Records about charts and figures:
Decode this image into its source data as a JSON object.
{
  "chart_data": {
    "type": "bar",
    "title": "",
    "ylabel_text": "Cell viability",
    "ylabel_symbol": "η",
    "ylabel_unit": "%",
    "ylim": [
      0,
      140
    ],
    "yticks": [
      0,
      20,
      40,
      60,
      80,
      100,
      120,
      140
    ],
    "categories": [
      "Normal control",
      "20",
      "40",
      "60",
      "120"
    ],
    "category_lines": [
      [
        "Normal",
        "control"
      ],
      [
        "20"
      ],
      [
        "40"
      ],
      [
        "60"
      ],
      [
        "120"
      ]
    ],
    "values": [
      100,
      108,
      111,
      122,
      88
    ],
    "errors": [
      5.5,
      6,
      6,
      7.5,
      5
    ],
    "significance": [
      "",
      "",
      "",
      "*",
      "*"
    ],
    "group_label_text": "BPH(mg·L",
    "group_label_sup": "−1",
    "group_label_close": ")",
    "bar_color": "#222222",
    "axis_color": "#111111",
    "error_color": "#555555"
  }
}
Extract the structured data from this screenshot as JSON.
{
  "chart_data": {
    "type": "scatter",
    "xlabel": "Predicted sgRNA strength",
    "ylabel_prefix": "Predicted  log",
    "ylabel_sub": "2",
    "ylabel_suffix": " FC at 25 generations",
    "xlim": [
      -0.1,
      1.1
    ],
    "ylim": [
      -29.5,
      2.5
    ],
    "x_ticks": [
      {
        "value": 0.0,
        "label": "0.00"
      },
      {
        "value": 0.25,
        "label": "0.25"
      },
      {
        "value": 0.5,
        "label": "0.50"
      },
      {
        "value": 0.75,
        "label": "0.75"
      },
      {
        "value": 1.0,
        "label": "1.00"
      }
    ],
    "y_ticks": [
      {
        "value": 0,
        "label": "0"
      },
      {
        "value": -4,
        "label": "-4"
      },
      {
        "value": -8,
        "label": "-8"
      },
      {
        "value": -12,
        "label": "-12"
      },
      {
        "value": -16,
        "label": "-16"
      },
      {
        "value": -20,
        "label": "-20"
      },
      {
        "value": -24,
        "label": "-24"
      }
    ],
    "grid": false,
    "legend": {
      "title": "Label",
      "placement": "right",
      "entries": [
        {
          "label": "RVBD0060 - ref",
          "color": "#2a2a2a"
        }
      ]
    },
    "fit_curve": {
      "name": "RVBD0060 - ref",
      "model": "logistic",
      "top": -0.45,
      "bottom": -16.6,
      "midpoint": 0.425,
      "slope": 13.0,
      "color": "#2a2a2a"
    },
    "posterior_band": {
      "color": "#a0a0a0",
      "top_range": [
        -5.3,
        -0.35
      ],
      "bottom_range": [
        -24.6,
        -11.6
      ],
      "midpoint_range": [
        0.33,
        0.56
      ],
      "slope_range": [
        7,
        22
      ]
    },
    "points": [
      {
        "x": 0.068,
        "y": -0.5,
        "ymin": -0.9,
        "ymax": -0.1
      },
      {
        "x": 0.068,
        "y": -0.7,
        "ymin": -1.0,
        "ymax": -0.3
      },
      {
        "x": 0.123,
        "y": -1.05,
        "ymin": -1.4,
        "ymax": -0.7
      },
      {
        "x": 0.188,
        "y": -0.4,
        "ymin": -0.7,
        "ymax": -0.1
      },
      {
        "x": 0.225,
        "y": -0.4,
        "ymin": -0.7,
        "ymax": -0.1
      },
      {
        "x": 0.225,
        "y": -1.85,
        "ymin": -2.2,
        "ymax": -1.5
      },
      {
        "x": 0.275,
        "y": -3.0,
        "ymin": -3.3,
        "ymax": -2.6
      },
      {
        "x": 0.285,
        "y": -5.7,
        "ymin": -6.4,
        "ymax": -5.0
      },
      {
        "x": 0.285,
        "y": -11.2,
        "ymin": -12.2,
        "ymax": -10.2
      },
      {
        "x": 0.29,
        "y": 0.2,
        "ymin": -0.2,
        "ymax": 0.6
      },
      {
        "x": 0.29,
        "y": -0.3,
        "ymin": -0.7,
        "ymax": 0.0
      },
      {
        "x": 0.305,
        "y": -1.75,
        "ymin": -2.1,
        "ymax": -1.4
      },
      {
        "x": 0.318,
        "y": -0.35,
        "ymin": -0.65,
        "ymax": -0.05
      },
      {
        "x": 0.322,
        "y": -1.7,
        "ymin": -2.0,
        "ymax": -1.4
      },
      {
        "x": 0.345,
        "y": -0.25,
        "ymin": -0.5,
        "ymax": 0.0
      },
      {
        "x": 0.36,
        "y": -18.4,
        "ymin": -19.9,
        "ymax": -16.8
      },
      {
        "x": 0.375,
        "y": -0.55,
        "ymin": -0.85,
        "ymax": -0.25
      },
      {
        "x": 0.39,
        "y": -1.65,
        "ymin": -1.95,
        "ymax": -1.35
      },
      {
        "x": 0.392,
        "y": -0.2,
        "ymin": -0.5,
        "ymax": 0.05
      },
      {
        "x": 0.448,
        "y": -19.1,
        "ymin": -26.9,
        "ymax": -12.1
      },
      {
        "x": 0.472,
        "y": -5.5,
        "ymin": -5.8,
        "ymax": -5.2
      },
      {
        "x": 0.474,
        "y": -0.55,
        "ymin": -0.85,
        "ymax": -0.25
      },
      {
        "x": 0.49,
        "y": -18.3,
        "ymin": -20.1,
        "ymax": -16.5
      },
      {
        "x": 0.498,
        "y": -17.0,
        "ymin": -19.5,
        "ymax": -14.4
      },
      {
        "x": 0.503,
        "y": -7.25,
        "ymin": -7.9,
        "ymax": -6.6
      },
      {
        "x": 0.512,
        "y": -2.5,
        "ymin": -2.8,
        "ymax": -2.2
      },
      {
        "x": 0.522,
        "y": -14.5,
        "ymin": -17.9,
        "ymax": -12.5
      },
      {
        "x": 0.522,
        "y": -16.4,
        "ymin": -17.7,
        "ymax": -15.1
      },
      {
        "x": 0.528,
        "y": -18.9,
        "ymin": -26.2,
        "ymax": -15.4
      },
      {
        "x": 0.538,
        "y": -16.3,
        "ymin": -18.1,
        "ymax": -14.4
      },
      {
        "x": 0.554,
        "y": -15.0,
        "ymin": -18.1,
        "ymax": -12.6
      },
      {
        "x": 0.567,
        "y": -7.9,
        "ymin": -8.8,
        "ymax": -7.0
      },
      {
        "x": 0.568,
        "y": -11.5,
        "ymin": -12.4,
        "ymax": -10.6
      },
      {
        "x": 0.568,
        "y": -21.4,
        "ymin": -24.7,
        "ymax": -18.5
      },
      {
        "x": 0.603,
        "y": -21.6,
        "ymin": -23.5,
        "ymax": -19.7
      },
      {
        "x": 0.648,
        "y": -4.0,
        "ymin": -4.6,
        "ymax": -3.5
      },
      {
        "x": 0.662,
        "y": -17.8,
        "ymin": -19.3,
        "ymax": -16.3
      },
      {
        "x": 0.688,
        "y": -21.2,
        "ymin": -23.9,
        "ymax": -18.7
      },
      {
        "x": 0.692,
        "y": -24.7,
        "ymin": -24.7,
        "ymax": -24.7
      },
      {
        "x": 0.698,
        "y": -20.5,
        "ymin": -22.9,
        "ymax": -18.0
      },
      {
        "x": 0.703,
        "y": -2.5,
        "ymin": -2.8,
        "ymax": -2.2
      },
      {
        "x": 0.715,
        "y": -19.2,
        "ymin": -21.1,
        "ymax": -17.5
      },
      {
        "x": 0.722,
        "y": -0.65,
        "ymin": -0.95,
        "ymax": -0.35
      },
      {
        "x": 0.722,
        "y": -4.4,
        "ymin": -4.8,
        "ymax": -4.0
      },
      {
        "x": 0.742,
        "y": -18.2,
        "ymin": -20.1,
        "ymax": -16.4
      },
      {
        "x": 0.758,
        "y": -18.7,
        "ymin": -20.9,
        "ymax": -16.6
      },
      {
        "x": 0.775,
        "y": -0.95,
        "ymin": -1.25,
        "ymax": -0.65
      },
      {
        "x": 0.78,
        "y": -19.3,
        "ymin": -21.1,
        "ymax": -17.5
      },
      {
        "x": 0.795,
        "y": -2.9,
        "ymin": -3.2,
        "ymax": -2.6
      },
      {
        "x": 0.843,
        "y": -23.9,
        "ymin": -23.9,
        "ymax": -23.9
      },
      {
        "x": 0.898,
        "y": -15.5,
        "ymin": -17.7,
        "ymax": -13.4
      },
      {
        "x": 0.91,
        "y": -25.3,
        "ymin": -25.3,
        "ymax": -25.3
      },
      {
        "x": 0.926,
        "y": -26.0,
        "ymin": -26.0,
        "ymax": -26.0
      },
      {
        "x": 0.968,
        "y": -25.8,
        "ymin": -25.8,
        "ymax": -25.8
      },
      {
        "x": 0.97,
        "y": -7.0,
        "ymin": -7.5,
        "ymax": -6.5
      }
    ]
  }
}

• **Directive**
Pick out each line above that includes "Predicted" and show it.

• **Full response**
    "xlabel": "Predicted sgRNA strength",
    "ylabel_prefix": "Predicted  log",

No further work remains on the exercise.